▶ Entries taken from a collection
* * * * * * * * *

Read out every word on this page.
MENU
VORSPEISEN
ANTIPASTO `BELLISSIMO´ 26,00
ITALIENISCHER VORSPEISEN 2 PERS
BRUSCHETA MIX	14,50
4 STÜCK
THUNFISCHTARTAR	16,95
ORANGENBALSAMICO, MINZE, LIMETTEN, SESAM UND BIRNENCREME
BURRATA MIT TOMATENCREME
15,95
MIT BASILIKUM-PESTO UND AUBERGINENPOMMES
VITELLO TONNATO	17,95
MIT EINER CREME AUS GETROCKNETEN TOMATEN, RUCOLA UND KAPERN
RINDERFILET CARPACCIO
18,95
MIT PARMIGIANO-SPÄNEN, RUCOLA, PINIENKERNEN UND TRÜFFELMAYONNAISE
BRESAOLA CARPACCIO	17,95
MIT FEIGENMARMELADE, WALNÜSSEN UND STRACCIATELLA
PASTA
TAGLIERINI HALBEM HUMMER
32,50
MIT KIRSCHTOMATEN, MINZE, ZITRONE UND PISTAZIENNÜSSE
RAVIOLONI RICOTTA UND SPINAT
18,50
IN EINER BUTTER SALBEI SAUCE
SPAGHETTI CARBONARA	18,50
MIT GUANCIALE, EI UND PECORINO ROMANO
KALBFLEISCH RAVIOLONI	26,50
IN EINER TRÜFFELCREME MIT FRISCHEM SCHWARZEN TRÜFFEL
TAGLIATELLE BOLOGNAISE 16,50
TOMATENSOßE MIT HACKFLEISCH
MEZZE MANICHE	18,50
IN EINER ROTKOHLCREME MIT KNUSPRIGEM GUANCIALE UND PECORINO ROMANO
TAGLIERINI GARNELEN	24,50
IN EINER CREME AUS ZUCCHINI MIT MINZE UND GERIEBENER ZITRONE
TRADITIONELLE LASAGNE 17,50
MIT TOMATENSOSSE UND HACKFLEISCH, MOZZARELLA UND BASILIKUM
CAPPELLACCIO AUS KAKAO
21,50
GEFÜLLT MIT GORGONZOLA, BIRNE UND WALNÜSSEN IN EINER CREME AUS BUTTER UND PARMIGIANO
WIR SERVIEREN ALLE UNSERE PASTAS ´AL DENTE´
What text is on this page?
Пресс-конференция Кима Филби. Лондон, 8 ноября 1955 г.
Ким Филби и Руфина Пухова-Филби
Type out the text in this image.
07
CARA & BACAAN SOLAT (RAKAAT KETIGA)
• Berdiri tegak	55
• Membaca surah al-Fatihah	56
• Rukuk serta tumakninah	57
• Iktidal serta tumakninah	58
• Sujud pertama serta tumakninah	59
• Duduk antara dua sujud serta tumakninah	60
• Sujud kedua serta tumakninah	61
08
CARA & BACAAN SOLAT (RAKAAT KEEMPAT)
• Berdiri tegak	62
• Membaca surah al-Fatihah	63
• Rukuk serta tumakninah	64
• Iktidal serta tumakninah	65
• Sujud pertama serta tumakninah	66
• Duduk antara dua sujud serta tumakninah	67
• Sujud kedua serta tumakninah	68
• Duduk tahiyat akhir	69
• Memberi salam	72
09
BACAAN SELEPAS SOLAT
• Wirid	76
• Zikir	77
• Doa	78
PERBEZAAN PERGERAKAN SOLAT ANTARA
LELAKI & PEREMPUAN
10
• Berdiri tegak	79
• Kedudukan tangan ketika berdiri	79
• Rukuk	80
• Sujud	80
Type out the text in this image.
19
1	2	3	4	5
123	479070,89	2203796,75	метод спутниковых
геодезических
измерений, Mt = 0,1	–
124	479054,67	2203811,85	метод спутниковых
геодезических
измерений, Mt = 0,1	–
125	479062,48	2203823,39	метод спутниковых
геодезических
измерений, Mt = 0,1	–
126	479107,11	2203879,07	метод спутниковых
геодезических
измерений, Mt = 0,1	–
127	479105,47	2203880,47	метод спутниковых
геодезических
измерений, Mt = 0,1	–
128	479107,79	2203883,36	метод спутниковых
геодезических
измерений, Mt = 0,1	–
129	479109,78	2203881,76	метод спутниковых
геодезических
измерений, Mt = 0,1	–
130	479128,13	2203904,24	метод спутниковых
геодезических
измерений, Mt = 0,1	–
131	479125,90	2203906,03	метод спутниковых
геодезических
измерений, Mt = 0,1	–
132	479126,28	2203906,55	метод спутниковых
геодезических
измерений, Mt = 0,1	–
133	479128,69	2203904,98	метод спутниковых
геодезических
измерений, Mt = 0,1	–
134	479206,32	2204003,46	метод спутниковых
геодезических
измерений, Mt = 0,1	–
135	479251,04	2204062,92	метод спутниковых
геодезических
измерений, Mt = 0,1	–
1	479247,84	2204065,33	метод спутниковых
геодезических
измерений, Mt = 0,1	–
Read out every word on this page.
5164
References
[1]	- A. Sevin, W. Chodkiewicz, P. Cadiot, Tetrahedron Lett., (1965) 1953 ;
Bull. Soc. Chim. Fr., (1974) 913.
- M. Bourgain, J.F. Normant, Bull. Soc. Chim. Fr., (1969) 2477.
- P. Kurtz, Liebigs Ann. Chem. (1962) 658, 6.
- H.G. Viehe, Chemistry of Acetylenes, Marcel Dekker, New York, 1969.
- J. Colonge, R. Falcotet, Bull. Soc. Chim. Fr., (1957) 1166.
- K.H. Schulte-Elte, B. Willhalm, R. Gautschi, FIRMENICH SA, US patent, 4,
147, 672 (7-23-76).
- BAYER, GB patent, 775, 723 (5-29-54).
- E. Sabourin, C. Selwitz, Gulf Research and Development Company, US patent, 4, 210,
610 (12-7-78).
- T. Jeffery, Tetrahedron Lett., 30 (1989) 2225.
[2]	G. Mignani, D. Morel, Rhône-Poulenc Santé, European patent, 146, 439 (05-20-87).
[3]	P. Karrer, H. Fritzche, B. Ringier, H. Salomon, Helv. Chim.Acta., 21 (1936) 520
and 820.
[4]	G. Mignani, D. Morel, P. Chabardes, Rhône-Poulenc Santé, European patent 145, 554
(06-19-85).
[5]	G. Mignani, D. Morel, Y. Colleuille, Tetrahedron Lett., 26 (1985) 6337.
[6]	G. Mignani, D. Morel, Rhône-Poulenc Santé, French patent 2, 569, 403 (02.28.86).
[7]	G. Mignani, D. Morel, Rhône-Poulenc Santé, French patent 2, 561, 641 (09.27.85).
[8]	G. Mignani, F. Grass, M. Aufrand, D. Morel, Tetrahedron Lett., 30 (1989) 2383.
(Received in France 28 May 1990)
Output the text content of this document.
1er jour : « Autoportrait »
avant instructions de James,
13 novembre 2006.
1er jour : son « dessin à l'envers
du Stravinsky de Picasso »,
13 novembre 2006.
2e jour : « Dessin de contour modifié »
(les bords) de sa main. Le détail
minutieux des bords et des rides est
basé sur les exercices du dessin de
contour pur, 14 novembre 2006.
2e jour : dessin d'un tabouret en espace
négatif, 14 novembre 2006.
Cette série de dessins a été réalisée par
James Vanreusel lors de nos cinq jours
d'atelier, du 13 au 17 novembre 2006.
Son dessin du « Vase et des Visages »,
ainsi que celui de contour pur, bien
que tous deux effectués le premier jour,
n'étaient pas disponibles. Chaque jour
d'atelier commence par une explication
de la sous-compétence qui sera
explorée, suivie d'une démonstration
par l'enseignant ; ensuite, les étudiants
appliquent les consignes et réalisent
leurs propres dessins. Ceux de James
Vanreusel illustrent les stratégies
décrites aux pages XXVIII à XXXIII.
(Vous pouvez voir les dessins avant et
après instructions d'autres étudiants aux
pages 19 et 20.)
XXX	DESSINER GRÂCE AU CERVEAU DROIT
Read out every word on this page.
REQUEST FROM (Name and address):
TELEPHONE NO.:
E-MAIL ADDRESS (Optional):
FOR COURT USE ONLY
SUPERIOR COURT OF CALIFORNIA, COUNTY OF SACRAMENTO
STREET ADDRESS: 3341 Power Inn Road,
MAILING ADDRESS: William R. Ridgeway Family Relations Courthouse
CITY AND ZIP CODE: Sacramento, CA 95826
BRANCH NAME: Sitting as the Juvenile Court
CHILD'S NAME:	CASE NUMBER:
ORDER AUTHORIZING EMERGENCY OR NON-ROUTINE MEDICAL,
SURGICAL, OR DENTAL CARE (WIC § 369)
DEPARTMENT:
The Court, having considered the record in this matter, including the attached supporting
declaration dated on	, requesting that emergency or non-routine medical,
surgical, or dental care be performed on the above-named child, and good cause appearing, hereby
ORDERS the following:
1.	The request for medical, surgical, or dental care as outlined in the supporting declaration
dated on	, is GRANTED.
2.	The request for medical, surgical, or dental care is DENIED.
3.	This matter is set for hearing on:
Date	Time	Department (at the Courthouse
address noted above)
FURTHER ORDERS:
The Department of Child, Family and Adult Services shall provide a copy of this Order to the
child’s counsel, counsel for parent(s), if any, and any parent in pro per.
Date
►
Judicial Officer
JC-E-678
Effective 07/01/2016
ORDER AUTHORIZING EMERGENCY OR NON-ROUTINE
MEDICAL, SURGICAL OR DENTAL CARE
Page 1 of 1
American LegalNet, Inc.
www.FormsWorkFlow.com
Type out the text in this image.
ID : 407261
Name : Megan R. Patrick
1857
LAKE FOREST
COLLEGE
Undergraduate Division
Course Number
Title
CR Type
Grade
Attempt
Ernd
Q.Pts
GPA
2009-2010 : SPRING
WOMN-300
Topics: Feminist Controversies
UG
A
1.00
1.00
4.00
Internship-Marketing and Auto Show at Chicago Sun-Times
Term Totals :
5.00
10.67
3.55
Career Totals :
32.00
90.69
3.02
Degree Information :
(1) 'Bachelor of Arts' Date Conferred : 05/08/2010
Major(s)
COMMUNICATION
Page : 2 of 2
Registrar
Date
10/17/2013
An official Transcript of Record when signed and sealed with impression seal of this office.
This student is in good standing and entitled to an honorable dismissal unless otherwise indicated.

* * * * * * * * *

▶ WHAT YOU SHOULD DO
Copy out each line that contains the word "PARMIGIANO".

▶ OUTPUT FOR THIS EXERCISE
MIT PARMIGIANO-SPÄNEN, RUCOLA, PINIENKERNEN UND TRÜFFELMAYONNAISE
GEFÜLLT MIT GORGONZOLA, BIRNE UND WALNÜSSEN IN EINER CREME AUS BUTTER UND PARMIGIANO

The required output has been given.